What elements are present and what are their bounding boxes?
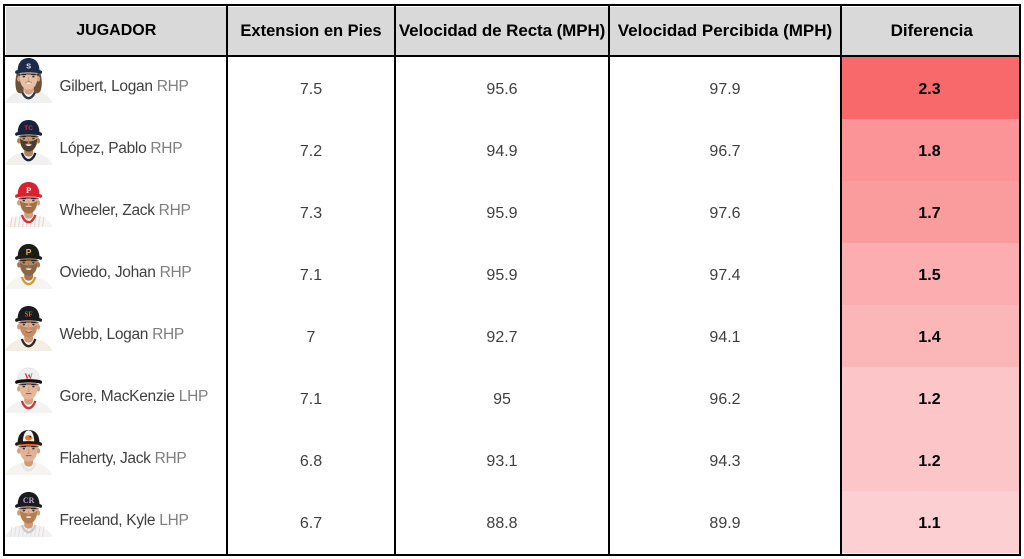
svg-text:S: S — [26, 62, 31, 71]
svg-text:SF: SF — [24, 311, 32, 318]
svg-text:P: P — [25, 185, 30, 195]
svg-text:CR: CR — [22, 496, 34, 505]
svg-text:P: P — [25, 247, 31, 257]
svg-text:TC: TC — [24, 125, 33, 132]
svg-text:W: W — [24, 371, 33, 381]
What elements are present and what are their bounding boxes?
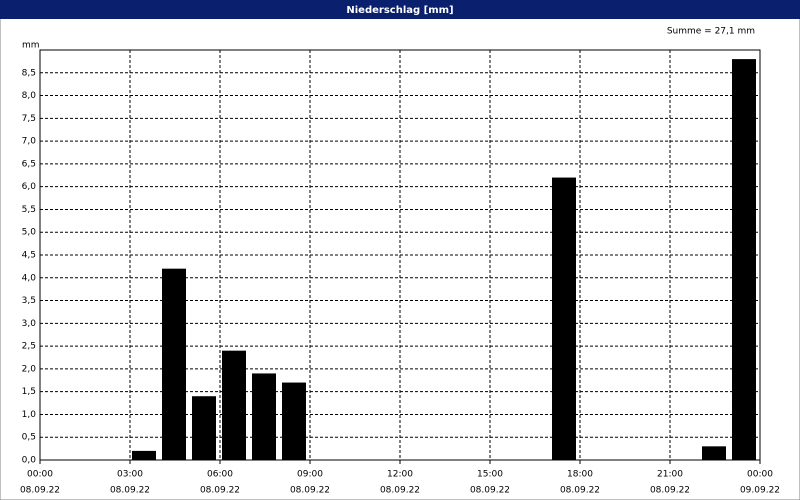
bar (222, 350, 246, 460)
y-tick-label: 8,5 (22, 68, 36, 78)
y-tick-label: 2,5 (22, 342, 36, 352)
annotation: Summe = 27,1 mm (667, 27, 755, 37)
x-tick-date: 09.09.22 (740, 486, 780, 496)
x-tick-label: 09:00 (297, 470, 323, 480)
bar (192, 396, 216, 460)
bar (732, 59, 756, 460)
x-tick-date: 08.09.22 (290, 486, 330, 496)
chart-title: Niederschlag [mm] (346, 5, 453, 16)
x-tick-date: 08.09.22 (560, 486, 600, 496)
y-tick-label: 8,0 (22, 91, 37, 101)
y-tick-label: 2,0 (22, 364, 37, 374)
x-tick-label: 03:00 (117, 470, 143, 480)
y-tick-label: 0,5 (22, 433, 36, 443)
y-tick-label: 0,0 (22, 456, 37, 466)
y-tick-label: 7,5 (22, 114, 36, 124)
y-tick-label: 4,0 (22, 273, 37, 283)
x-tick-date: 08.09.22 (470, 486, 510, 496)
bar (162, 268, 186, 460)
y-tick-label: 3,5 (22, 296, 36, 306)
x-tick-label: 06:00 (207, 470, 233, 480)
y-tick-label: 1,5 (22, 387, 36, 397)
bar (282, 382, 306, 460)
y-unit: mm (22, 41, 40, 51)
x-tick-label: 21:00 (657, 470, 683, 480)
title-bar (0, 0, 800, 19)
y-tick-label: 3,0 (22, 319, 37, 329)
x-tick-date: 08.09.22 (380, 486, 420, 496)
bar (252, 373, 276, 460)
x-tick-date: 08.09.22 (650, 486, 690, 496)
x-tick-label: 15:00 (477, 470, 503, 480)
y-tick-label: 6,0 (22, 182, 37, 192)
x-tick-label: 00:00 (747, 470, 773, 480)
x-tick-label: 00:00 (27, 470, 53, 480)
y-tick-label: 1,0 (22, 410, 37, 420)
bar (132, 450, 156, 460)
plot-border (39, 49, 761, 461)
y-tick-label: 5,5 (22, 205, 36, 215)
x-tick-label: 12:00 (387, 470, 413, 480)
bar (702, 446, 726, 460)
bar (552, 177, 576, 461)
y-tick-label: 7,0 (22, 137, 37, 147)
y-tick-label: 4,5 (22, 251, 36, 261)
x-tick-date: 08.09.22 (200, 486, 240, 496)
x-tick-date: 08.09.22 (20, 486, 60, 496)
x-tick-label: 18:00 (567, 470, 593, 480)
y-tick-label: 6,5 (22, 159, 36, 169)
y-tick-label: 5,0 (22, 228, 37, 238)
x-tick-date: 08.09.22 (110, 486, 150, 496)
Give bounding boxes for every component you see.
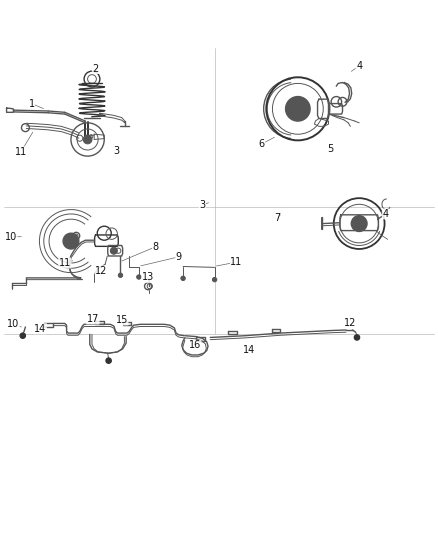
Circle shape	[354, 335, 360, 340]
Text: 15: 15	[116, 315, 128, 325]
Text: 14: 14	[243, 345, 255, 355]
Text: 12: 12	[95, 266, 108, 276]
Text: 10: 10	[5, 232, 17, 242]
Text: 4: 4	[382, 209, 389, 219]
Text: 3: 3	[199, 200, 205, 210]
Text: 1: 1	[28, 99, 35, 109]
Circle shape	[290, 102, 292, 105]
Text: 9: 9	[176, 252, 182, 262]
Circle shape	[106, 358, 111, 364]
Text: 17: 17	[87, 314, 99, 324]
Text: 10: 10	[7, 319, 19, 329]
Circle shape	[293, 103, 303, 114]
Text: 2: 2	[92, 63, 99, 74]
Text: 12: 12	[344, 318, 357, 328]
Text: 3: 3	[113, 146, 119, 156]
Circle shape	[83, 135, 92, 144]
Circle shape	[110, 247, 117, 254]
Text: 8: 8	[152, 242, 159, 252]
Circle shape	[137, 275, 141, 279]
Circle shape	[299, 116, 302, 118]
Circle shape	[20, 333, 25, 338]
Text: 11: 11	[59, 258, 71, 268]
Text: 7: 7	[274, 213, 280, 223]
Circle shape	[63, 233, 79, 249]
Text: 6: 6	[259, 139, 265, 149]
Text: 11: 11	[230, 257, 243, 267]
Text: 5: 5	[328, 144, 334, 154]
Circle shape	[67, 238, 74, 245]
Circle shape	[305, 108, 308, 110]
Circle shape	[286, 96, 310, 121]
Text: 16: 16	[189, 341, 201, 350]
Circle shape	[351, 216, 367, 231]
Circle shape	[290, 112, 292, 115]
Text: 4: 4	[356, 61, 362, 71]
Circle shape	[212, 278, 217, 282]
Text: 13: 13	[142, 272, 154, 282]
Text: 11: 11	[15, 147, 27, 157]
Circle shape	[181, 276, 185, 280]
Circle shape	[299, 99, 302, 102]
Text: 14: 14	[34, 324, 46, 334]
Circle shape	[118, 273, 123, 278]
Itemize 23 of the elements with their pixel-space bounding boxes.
-------------------------
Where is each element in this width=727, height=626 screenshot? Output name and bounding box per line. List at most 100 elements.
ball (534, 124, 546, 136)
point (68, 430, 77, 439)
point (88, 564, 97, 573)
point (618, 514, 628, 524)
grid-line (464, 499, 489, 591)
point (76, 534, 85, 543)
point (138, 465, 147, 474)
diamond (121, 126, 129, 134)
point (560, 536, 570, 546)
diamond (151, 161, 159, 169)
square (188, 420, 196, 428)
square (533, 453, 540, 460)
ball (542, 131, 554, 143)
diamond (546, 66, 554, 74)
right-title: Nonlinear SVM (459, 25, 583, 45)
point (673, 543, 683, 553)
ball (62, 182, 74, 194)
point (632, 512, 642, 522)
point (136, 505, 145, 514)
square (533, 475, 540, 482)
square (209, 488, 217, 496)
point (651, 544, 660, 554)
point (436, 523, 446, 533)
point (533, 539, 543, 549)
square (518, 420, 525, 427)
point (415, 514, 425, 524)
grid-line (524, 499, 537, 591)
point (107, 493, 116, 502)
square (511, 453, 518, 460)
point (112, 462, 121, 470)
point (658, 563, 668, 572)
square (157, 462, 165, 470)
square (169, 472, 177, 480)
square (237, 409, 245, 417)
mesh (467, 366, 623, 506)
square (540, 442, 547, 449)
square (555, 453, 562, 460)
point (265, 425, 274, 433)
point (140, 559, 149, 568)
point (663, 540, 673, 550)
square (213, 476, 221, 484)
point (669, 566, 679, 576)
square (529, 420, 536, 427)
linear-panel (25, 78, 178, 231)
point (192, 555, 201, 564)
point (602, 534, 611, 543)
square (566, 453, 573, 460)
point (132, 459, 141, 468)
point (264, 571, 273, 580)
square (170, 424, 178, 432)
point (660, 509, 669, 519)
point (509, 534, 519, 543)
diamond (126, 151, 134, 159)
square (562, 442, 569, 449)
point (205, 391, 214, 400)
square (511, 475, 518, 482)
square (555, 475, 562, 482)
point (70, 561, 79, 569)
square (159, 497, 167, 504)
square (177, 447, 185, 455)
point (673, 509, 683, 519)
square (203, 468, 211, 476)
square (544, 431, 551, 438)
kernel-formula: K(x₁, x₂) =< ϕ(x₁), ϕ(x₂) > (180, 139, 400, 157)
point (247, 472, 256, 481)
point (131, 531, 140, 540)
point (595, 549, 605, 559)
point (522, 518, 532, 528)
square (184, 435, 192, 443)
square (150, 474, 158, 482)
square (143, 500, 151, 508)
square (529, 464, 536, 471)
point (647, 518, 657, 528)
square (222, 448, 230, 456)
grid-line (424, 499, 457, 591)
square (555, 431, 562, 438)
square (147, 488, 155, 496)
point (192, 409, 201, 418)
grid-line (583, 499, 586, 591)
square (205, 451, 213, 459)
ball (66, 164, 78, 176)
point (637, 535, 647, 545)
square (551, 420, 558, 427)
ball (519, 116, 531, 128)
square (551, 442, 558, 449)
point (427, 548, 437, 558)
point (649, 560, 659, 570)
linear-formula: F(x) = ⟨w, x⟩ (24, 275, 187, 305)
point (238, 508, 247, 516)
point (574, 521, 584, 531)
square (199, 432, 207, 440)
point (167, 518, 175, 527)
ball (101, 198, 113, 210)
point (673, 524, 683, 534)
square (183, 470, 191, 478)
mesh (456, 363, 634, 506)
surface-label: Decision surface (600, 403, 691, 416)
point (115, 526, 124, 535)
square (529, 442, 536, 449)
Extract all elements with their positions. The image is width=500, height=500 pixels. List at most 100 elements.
-------------------------
* _EXERCISE PROMPT_: Count the lines in the entries above that contain the string "formula", and reply with the number alone.

* _EXERCISE OUTPUT_: 2